#### [WHAT THE TASK ASKS]
List all lines of the data containing the word "passage".

#### [GIVEN RECORDS]
## Begin

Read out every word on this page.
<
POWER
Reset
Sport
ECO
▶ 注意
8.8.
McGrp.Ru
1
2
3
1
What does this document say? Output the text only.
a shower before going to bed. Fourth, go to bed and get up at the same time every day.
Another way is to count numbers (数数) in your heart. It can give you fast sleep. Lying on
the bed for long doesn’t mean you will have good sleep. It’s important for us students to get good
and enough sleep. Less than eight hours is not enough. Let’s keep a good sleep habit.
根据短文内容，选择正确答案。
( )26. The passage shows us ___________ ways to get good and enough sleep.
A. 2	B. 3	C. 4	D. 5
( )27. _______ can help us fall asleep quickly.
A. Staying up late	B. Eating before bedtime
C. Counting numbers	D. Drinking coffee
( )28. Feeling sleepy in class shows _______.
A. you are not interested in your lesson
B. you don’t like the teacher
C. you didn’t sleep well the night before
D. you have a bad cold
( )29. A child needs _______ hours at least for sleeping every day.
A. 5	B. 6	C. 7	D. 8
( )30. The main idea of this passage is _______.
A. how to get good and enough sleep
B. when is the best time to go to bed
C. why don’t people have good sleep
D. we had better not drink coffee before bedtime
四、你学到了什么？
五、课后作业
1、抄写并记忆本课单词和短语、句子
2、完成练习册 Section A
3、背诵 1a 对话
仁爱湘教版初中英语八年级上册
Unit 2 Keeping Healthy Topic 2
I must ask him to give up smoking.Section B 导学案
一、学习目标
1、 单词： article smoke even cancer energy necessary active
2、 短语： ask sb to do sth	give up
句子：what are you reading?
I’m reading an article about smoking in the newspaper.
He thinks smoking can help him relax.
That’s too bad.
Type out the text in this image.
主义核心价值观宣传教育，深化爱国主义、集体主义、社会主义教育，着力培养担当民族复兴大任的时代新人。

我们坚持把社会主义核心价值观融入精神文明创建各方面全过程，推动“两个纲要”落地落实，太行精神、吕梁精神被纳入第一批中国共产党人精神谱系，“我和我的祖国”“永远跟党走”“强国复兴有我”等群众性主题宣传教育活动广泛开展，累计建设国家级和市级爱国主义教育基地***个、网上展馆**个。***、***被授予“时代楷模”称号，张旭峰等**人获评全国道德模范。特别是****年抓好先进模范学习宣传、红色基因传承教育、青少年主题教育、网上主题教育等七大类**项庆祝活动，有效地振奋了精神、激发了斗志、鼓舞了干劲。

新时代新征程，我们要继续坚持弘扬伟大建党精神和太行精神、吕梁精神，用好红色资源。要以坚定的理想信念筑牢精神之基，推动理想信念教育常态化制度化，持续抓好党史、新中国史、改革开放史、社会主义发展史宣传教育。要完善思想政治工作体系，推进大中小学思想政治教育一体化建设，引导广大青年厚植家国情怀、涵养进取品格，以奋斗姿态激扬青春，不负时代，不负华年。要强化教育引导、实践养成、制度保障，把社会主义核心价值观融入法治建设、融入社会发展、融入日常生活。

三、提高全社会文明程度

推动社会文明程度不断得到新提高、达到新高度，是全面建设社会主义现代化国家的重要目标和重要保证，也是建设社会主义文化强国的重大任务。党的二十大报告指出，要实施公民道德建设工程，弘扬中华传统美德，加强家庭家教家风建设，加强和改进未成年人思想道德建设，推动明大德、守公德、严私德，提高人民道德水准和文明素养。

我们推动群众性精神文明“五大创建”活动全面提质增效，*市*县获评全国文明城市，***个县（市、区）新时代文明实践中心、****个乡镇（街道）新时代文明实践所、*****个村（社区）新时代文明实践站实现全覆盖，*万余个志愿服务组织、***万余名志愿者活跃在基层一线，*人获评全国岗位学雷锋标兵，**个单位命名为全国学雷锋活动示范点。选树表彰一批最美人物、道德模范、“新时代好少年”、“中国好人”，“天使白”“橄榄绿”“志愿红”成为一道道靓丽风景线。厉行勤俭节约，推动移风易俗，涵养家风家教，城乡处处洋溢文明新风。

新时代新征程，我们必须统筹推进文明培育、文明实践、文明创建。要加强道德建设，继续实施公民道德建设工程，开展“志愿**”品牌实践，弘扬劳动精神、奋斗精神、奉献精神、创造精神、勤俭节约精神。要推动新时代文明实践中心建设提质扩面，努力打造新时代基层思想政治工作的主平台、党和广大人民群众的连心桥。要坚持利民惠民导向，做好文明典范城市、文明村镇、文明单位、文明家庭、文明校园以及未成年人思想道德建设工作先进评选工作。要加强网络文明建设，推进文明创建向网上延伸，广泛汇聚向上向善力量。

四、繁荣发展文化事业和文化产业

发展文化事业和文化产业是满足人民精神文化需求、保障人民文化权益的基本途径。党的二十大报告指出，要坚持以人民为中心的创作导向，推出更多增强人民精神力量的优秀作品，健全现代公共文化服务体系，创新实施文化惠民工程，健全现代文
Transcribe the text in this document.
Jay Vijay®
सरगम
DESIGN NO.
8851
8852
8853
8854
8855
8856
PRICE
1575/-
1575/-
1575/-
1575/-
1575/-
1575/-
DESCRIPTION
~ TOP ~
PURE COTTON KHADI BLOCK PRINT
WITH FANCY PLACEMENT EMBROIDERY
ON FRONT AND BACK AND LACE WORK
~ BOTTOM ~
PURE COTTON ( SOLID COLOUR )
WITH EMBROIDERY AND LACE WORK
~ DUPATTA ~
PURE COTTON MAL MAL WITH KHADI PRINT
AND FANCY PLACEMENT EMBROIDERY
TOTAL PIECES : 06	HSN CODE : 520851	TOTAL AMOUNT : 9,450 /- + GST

## End

#### [WORKED ANSWER]
( )26. The passage shows us ___________ ways to get good and enough sleep.
( )30. The main idea of this passage is _______.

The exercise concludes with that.